#### Quoted text:
Ethics Opinon 1995-1
A criminal defendant is charged with having two prior serious felony convictions pursuant to Cal. Pen. Code §667. Pursuant to that section, conviction of the instant offense will carry a minimum indeterminate sentence of 25 years to life. Is it appropriate for an attorney whose office has represented the client on one of the alleged priors to represent the client on the instant case?
Effective representation of clients on "strikes" cases involves vigorous representation on both the immediate charge as well as exhaustive review of, and possibly vigorous attack on, the validity of the prior convictions. Prior counsel's effectiveness may be an issue, thereby creating a potential conflict of interest. Pursuant to Rule 3-310 of the California Rules of Professional Conduct,(1) the law firm in the question presented above must disclose to the client the potential conflict of interest in order to accept or continue representation of the client. Apart from rules of legal ethics, the Committee discourages such employment in accord with California case law.
STATEMENT OF FACTS
Client is charged in a criminal complaint with having two prior serious felony convictions (i.e., two "strikes") qualifying for sentencing enhancement pursuant to the provisions of Cal. Pen. Code §667. The allegations are such that conviction pursuant to the subject complaint (constituting Client's third "strike") will carry a minimum indeterminate sentence of 25 years to life.
Attorney is asked to represent Client. Attorney is employed by Law Firm, who represented Client in one of prior convictions. (2)
1. Issues of Substantive Law: Collateral Attack of Priors.
Under California, prior convictions may be collaterally attacked where obtained in violation of a criminal defendant's constitutional rights. In People vs. Coffey (1967) 67 Cal.2d 204, our state Supreme Court stated:
[T]o the extent that statutory machinery relating to penal status or severity of sanction is activated by the presence of prior convictions, it is imperative that the constitutional basis of such convictions be examined if challenged by proper allegations. . . . To the extent that any State makes its penal sanctions depend in part on the fact of prior convictions . . . necessarily it must assume the burden of meeting attacks on the constitutionality of such prior convictions.
People v. Coffey, supra, at 214-215. Adequacy of legal representation is among those grounds for attack. People v. Coffey, supra, at 215.
More recently, the California Supreme Court held that a defendant may move to strike a prior conviction on grounds that the record failed to show on its face that the client was made aware of expressly waived his constitutional rights. People v. Sumstine, (1984) 36 Cal.3d 909. The court held, however, that the defendant moving to strike a prior conviction may not simply allege that the record is silent regarding the advising of those constitutional rights. Rather, the defendant must affirmatively allege that at the time of the guilty plea, the defendant did not understand or did not knowingly and voluntarily waive those rights. (3)
2. Conflicting Interests.

#### Supplied material:
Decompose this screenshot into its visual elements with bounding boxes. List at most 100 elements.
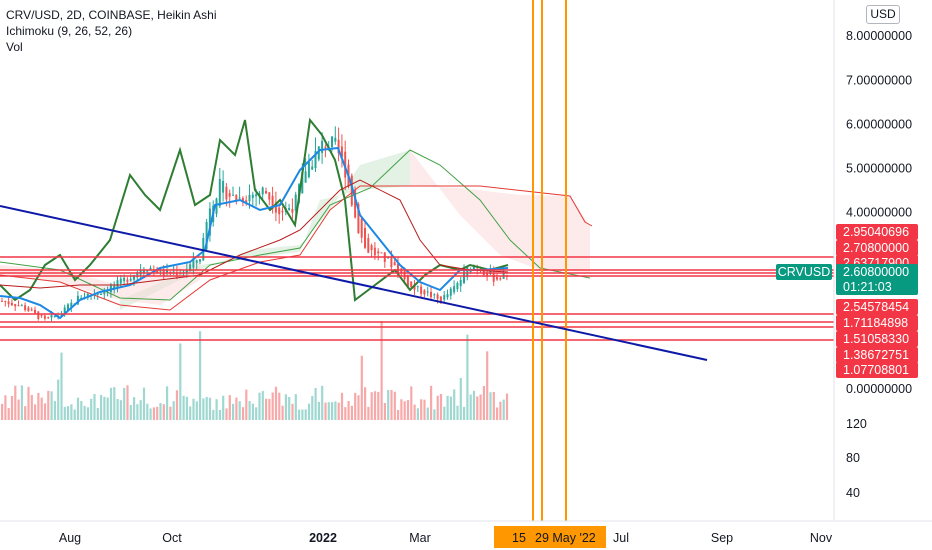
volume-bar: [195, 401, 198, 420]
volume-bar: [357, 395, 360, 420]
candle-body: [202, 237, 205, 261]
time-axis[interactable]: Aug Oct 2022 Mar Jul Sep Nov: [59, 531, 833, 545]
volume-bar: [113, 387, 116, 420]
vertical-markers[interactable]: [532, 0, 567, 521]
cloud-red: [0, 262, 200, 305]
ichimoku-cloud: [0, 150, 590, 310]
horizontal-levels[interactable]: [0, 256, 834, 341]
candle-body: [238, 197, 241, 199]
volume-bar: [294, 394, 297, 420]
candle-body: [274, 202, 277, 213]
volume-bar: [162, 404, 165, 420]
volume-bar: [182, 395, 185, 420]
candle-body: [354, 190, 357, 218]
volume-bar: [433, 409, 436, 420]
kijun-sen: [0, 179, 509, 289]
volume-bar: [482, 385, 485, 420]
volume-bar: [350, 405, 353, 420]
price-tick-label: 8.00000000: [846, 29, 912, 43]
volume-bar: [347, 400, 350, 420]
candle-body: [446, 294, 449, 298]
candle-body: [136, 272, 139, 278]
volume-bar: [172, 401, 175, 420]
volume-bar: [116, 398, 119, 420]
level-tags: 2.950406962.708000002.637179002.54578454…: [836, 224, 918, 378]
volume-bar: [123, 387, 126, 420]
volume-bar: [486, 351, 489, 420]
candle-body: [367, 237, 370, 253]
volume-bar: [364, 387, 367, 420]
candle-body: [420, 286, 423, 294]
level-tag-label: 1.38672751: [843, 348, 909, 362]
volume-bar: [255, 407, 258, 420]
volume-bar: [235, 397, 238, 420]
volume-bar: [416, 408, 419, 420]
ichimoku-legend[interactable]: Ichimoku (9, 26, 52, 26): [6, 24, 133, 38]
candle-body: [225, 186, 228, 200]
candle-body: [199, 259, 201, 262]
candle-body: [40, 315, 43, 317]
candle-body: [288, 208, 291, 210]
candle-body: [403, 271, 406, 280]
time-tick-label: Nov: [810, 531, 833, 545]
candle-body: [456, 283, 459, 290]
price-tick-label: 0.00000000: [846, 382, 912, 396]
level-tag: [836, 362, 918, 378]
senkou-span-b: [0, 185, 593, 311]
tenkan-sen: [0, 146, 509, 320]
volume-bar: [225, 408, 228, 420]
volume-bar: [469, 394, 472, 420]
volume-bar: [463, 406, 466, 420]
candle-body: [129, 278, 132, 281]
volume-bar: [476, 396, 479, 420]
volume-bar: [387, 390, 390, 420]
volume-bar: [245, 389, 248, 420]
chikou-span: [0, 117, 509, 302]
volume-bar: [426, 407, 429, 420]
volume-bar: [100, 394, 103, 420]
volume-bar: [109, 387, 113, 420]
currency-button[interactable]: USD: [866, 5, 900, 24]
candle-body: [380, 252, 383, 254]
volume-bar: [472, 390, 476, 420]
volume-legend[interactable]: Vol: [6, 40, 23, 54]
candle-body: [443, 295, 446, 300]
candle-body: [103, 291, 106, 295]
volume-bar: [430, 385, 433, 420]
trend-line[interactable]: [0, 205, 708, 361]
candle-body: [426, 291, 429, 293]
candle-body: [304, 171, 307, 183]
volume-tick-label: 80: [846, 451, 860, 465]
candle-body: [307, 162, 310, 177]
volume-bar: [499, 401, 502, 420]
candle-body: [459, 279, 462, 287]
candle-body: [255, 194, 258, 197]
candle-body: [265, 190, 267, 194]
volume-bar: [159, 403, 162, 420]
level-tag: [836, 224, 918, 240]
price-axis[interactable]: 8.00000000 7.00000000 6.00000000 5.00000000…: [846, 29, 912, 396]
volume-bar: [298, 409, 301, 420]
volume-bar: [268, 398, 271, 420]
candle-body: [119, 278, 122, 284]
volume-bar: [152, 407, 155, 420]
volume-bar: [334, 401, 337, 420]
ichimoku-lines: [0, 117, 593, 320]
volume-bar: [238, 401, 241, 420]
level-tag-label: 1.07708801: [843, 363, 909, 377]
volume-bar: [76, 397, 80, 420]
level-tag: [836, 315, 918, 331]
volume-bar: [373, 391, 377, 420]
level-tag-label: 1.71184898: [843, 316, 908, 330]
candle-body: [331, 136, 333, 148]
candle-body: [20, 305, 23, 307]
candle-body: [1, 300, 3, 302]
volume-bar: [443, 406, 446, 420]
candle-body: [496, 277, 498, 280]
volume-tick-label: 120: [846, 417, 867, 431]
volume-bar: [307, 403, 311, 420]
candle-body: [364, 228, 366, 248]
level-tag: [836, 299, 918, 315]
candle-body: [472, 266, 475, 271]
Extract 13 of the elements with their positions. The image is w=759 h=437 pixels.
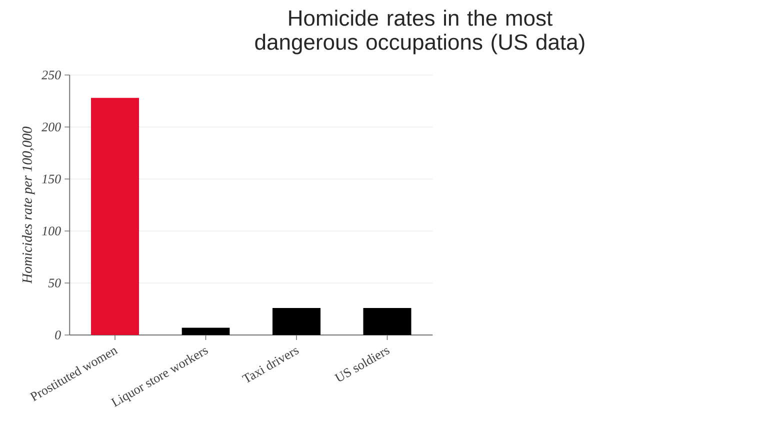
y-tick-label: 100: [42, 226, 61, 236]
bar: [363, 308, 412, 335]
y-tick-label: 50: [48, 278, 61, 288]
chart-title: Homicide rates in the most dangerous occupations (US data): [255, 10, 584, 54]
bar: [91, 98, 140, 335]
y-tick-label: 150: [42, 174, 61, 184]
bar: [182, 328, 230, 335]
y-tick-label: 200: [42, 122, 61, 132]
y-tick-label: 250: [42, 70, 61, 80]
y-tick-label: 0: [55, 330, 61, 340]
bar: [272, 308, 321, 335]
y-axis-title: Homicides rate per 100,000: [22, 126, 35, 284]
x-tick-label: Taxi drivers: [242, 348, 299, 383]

#### Tasks for this exercise:
1 – Please recast the listing as a numbered list, from the line holding "y-tick-label: 100: [42, 226, 61, 236]" through the listing's last line, both included, leaving out any blank lines.
2 – Continue the ethics opinion on strikes-case representation from the point where it stops.

#### Per-task answers:
1 –
1. y-tick-label: 100: [42, 226, 61, 236]
2. bar: [363, 308, 412, 335]
3. y-tick-label: 50: [48, 278, 61, 288]
4. chart-title: Homicide rates in the most dangerous occupations (US data): [255, 10, 584, 54]
5. bar: [91, 98, 140, 335]
6. y-tick-label: 150: [42, 174, 61, 184]
7. bar: [182, 328, 230, 335]
8. y-tick-label: 200: [42, 122, 61, 132]
9. y-tick-label: 250: [42, 70, 61, 80]
10. y-tick-label: 0: [55, 330, 61, 340]
11. bar: [272, 308, 321, 335]
12. y-axis-title: Homicides rate per 100,000: [22, 126, 35, 284]
13. x-tick-label: Taxi drivers: [242, 348, 299, 383]

2 –
Any two or three strike case requires that the prior conviction(s) be thoroughly investigated. Where the attorney who represents the client on the new case also represented the client on the prior conviction, a potential conflict arises. It will not be in the law firm's interest to admit or discover improper plea advice, or failure to investigate. Furthermore, an attorney from the same firm is unlikely to be as motivated to probe the effectiveness of an associate. Conflicts of interest "embrace all situations in which an attorney's loyalty to, or efforts on behalf of, a client are threatened by his responsibilities to another client or a third person or by his own interests." People v. Bonin, (1989) 47 Cal.3d 808, 835.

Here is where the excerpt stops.